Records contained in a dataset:
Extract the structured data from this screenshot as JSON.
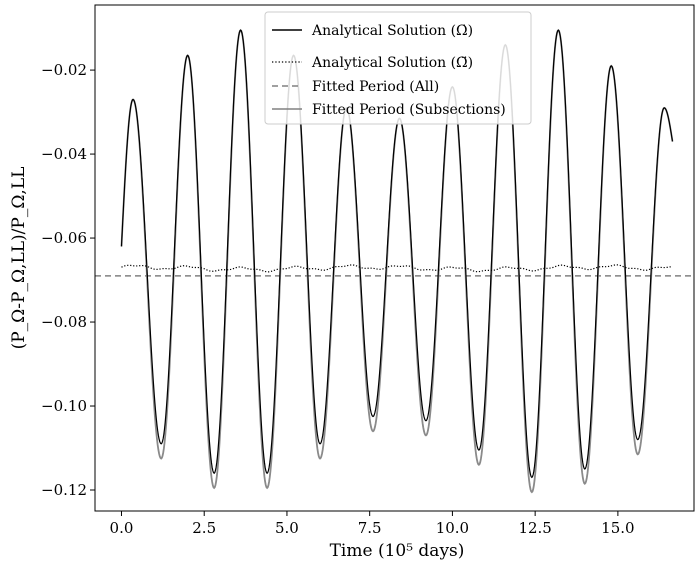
{
  "chart_data": {
    "type": "line",
    "xlabel": "Time (10⁵ days)",
    "ylabel": "(P_Ω-P_Ω,LL)/P_Ω,LL",
    "xlim": [
      -0.8,
      17.3
    ],
    "ylim": [
      -0.125,
      -0.0045
    ],
    "xticks": [
      0.0,
      2.5,
      5.0,
      7.5,
      10.0,
      12.5,
      15.0
    ],
    "xtick_labels": [
      "0.0",
      "2.5",
      "5.0",
      "7.5",
      "10.0",
      "12.5",
      "15.0"
    ],
    "yticks": [
      -0.02,
      -0.04,
      -0.06,
      -0.08,
      -0.1,
      -0.12
    ],
    "ytick_labels": [
      "−0.02",
      "−0.04",
      "−0.06",
      "−0.08",
      "−0.10",
      "−0.12"
    ],
    "grid": false,
    "legend_position": "top-center",
    "peaks": [
      {
        "x": 0.35,
        "y": -0.027
      },
      {
        "x": 2.0,
        "y": -0.0165
      },
      {
        "x": 3.6,
        "y": -0.0105
      },
      {
        "x": 5.2,
        "y": -0.0165
      },
      {
        "x": 6.8,
        "y": -0.029
      },
      {
        "x": 8.4,
        "y": -0.0315
      },
      {
        "x": 10.0,
        "y": -0.024
      },
      {
        "x": 11.6,
        "y": -0.014
      },
      {
        "x": 13.2,
        "y": -0.0105
      },
      {
        "x": 14.8,
        "y": -0.019
      },
      {
        "x": 16.4,
        "y": -0.029
      }
    ],
    "troughs": [
      {
        "x": 1.2,
        "y": -0.109
      },
      {
        "x": 2.8,
        "y": -0.116
      },
      {
        "x": 4.4,
        "y": -0.116
      },
      {
        "x": 6.0,
        "y": -0.109
      },
      {
        "x": 7.6,
        "y": -0.1025
      },
      {
        "x": 9.2,
        "y": -0.1035
      },
      {
        "x": 10.8,
        "y": -0.1105
      },
      {
        "x": 12.4,
        "y": -0.117
      },
      {
        "x": 14.0,
        "y": -0.115
      },
      {
        "x": 15.6,
        "y": -0.108
      }
    ],
    "start": {
      "x": 0.0,
      "y": -0.062
    },
    "end": {
      "x": 16.65,
      "y": -0.037
    },
    "subsection_trough_offset": -0.0035,
    "dotted_series": {
      "x_range": [
        0.0,
        16.65
      ],
      "mean": -0.0672,
      "variation": 0.0008
    },
    "fitted_all": -0.069,
    "series": [
      {
        "name": "Analytical Solution (Ω̇)",
        "style": "solid",
        "color": "#000000"
      },
      {
        "name": "Analytical Solution (Ω̈)",
        "style": "dotted",
        "color": "#000000"
      },
      {
        "name": "Fitted Period (All)",
        "style": "dashed",
        "color": "#808080"
      },
      {
        "name": "Fitted Period (Subsections)",
        "style": "solid",
        "color": "#808080"
      }
    ]
  }
}
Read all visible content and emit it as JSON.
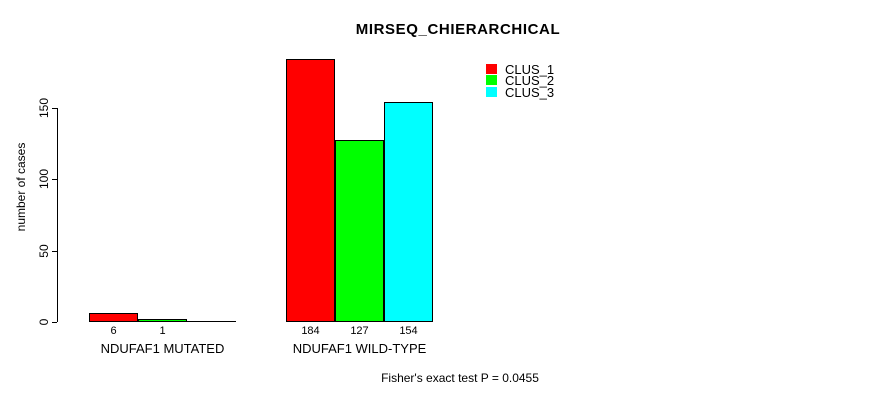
{
  "chart_data": {
    "type": "bar",
    "title": "MIRSEQ_CHIERARCHICAL",
    "ylabel": "number of cases",
    "xlabel": "",
    "categories": [
      "NDUFAF1 MUTATED",
      "NDUFAF1 WILD-TYPE"
    ],
    "series": [
      {
        "name": "CLUS_1",
        "color": "#FF0000",
        "values": [
          6,
          184
        ]
      },
      {
        "name": "CLUS_2",
        "color": "#00FF00",
        "values": [
          1,
          127
        ]
      },
      {
        "name": "CLUS_3",
        "color": "#00FFFF",
        "values": [
          0,
          154
        ]
      }
    ],
    "bar_value_labels": [
      [
        "6",
        "1",
        ""
      ],
      [
        "184",
        "127",
        "154"
      ]
    ],
    "yticks": [
      0,
      50,
      100,
      150
    ],
    "axis_range": [
      0,
      150
    ],
    "grid": false,
    "legend": {
      "position": "top-right",
      "entries": [
        {
          "label": "CLUS_1",
          "color": "#FF0000"
        },
        {
          "label": "CLUS_2",
          "color": "#00FF00"
        },
        {
          "label": "CLUS_3",
          "color": "#00FFFF"
        }
      ]
    },
    "annotation": "Fisher's exact test P = 0.0455",
    "colors": {
      "background": "#FFFFFF",
      "axis": "#000000",
      "text": "#000000"
    }
  }
}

◆ What you will do:
Omit pictures; set down the rest of the material word for word.

◆ Written solution:
Extract the structured data from this screenshot as JSON.
{
  "chart_data": {
    "type": "line",
    "xlabel": "Time (10⁵ days)",
    "ylabel": "(P_Ω-P_Ω,LL)/P_Ω,LL",
    "xlim": [
      -0.8,
      17.3
    ],
    "ylim": [
      -0.125,
      -0.0045
    ],
    "xticks": [
      0.0,
      2.5,
      5.0,
      7.5,
      10.0,
      12.5,
      15.0
    ],
    "xtick_labels": [
      "0.0",
      "2.5",
      "5.0",
      "7.5",
      "10.0",
      "12.5",
      "15.0"
    ],
    "yticks": [
      -0.02,
      -0.04,
      -0.06,
      -0.08,
      -0.1,
      -0.12
    ],
    "ytick_labels": [
      "−0.02",
      "−0.04",
      "−0.06",
      "−0.08",
      "−0.10",
      "−0.12"
    ],
    "grid": false,
    "legend_position": "top-center",
    "peaks": [
      {
        "x": 0.35,
        "y": -0.027
      },
      {
        "x": 2.0,
        "y": -0.0165
      },
      {
        "x": 3.6,
        "y": -0.0105
      },
      {
        "x": 5.2,
        "y": -0.0165
      },
      {
        "x": 6.8,
        "y": -0.029
      },
      {
        "x": 8.4,
        "y": -0.0315
      },
      {
        "x": 10.0,
        "y": -0.024
      },
      {
        "x": 11.6,
        "y": -0.014
      },
      {
        "x": 13.2,
        "y": -0.0105
      },
      {
        "x": 14.8,
        "y": -0.019
      },
      {
        "x": 16.4,
        "y": -0.029
      }
    ],
    "troughs": [
      {
        "x": 1.2,
        "y": -0.109
      },
      {
        "x": 2.8,
        "y": -0.116
      },
      {
        "x": 4.4,
        "y": -0.116
      },
      {
        "x": 6.0,
        "y": -0.109
      },
      {
        "x": 7.6,
        "y": -0.1025
      },
      {
        "x": 9.2,
        "y": -0.1035
      },
      {
        "x": 10.8,
        "y": -0.1105
      },
      {
        "x": 12.4,
        "y": -0.117
      },
      {
        "x": 14.0,
        "y": -0.115
      },
      {
        "x": 15.6,
        "y": -0.108
      }
    ],
    "start": {
      "x": 0.0,
      "y": -0.062
    },
    "end": {
      "x": 16.65,
      "y": -0.037
    },
    "subsection_trough_offset": -0.0035,
    "dotted_series": {
      "x_range": [
        0.0,
        16.65
      ],
      "mean": -0.0672,
      "variation": 0.0008
    },
    "fitted_all": -0.069,
    "series": [
      {
        "name": "Analytical Solution (Ω̇)",
        "style": "solid",
        "color": "#000000"
      },
      {
        "name": "Analytical Solution (Ω̈)",
        "style": "dotted",
        "color": "#000000"
      },
      {
        "name": "Fitted Period (All)",
        "style": "dashed",
        "color": "#808080"
      },
      {
        "name": "Fitted Period (Subsections)",
        "style": "solid",
        "color": "#808080"
      }
    ]
  }
}
Read all visible content and emit it as JSON.
{
  "chart_data": {
    "type": "bar",
    "title": "MIRSEQ_CHIERARCHICAL",
    "ylabel": "number of cases",
    "xlabel": "",
    "categories": [
      "NDUFAF1 MUTATED",
      "NDUFAF1 WILD-TYPE"
    ],
    "series": [
      {
        "name": "CLUS_1",
        "color": "#FF0000",
        "values": [
          6,
          184
        ]
      },
      {
        "name": "CLUS_2",
        "color": "#00FF00",
        "values": [
          1,
          127
        ]
      },
      {
        "name": "CLUS_3",
        "color": "#00FFFF",
        "values": [
          0,
          154
        ]
      }
    ],
    "bar_value_labels": [
      [
        "6",
        "1",
        ""
      ],
      [
        "184",
        "127",
        "154"
      ]
    ],
    "yticks": [
      0,
      50,
      100,
      150
    ],
    "axis_range": [
      0,
      150
    ],
    "grid": false,
    "legend": {
      "position": "top-right",
      "entries": [
        {
          "label": "CLUS_1",
          "color": "#FF0000"
        },
        {
          "label": "CLUS_2",
          "color": "#00FF00"
        },
        {
          "label": "CLUS_3",
          "color": "#00FFFF"
        }
      ]
    },
    "annotation": "Fisher's exact test P = 0.0455",
    "colors": {
      "background": "#FFFFFF",
      "axis": "#000000",
      "text": "#000000"
    }
  }
}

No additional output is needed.